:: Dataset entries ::
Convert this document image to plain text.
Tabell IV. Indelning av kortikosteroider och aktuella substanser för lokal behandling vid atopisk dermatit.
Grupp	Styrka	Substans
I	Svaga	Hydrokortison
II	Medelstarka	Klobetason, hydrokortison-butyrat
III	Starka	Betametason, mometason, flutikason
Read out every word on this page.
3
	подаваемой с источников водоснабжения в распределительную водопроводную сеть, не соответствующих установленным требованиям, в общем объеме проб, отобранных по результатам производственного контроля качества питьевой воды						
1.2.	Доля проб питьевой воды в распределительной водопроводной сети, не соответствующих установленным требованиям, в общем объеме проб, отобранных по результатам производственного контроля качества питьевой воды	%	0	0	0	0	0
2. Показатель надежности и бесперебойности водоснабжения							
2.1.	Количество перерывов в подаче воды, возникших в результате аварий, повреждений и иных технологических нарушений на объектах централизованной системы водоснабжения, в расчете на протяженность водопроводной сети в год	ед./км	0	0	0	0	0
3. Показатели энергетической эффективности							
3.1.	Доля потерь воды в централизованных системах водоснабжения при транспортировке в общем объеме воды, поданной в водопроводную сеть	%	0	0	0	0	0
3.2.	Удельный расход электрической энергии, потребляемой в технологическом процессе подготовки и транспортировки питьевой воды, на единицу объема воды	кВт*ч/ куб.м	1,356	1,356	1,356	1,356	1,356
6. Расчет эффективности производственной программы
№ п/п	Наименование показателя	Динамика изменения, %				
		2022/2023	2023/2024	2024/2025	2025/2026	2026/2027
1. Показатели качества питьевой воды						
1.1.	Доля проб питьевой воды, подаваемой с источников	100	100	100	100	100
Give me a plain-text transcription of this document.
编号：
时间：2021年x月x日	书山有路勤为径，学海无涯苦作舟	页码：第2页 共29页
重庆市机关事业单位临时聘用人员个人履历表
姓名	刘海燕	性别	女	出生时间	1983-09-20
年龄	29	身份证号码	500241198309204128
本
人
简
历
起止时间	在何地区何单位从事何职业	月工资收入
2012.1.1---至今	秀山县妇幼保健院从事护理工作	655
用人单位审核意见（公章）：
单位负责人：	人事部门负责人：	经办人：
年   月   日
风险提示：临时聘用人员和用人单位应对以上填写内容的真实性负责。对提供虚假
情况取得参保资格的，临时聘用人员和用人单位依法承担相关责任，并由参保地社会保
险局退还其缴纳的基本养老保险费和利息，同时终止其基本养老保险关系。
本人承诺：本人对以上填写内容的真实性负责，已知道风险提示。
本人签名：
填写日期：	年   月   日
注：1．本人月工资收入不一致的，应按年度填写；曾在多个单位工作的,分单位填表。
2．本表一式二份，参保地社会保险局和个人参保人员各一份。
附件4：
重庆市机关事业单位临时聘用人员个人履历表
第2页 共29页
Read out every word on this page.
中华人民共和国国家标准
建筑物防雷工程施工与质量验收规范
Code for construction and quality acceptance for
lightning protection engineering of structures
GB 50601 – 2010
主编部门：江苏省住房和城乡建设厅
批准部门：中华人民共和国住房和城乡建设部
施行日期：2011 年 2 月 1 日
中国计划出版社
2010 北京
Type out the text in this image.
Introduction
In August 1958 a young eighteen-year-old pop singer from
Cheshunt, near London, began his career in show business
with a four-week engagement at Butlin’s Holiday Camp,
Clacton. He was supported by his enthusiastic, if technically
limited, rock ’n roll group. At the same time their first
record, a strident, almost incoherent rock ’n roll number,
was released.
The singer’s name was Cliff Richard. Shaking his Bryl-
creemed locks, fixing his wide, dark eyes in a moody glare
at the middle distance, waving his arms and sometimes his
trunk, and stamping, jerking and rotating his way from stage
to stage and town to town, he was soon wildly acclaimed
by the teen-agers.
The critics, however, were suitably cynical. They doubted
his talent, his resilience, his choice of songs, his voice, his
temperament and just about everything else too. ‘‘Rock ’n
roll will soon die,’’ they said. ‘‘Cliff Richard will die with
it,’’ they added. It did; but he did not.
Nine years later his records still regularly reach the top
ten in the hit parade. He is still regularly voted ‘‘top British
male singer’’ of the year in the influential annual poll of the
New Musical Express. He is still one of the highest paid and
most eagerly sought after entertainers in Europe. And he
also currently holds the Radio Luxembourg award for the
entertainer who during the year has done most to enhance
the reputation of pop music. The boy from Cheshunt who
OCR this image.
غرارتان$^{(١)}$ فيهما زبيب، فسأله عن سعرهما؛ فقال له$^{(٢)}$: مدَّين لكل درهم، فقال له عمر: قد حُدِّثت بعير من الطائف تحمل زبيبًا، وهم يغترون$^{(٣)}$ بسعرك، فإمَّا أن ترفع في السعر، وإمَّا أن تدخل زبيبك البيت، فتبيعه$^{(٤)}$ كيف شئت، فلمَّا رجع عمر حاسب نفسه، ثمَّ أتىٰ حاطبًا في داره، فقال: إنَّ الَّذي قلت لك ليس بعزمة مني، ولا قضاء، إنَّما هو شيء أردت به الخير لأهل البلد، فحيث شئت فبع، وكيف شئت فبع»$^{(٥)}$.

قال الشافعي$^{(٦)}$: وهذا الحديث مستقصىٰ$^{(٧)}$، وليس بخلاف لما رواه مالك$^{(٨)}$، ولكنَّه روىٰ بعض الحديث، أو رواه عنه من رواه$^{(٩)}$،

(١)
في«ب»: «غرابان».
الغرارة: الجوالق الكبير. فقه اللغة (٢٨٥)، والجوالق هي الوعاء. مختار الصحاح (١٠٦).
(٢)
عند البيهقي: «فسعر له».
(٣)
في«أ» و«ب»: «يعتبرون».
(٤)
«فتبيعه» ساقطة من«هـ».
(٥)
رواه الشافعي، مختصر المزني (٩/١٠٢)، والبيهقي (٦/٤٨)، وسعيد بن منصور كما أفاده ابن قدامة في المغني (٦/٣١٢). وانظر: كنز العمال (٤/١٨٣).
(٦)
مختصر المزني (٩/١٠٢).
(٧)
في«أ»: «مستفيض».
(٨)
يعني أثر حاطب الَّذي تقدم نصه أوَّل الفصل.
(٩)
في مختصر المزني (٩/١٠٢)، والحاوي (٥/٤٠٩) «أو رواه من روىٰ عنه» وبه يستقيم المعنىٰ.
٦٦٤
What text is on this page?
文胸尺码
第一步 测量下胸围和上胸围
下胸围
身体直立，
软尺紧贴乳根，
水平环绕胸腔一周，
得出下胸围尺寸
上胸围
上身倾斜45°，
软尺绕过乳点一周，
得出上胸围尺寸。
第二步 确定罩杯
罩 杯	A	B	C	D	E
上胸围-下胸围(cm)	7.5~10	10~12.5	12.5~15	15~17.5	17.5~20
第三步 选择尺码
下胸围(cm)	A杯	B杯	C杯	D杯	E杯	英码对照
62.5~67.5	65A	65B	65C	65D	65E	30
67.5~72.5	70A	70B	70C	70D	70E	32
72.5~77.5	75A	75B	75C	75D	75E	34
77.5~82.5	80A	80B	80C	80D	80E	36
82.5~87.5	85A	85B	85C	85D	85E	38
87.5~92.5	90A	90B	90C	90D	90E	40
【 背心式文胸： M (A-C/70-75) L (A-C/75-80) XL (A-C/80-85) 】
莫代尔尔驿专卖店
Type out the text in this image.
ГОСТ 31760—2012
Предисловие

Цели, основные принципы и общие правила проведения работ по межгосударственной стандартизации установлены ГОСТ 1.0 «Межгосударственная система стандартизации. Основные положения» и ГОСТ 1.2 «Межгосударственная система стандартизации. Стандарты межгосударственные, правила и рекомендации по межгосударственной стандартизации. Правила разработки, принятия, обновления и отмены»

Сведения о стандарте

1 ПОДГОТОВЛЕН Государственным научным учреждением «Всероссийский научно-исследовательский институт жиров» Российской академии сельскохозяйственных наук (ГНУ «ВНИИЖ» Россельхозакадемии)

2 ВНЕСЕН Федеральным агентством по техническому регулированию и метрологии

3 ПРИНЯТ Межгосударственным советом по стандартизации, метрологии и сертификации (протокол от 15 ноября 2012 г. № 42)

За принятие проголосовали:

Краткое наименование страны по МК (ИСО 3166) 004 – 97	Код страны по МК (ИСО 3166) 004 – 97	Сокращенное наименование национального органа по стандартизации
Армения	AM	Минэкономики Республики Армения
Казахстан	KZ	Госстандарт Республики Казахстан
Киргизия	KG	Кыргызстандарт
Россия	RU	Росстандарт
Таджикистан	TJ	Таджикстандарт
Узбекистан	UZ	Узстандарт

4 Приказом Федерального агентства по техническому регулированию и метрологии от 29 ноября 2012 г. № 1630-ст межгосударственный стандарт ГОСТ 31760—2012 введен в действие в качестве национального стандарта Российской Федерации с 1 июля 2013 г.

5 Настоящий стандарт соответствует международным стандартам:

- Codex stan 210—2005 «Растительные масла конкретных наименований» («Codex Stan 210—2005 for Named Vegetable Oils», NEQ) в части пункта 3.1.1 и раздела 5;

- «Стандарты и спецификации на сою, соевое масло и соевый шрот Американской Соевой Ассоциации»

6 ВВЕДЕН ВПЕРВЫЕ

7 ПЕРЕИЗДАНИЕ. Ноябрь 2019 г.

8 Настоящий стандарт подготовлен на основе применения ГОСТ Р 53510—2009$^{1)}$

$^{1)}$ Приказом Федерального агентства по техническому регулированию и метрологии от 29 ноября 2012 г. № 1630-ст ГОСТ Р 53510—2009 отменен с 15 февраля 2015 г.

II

:: WHAT THE TASK ASKS ::
Find each line holding the word "ГОСТ" and copy it.

:: TASK OUTPUT ::
ГОСТ 31760—2012
Цели, основные принципы и общие правила проведения работ по межгосударственной стандартизации установлены ГОСТ 1.0 «Межгосударственная система стандартизации. Основные положения» и ГОСТ 1.2 «Межгосударственная система стандартизации. Стандарты межгосударственные, правила и рекомендации по межгосударственной стандартизации. Правила разработки, принятия, обновления и отмены»
4 Приказом Федерального агентства по техническому регулированию и метрологии от 29 ноября 2012 г. № 1630-ст межгосударственный стандарт ГОСТ 31760—2012 введен в действие в качестве национального стандарта Российской Федерации с 1 июля 2013 г.
8 Настоящий стандарт подготовлен на основе применения ГОСТ Р 53510—2009$^{1)}$
$^{1)}$ Приказом Федерального агентства по техническому регулированию и метрологии от 29 ноября 2012 г. № 1630-ст ГОСТ Р 53510—2009 отменен с 15 февраля 2015 г.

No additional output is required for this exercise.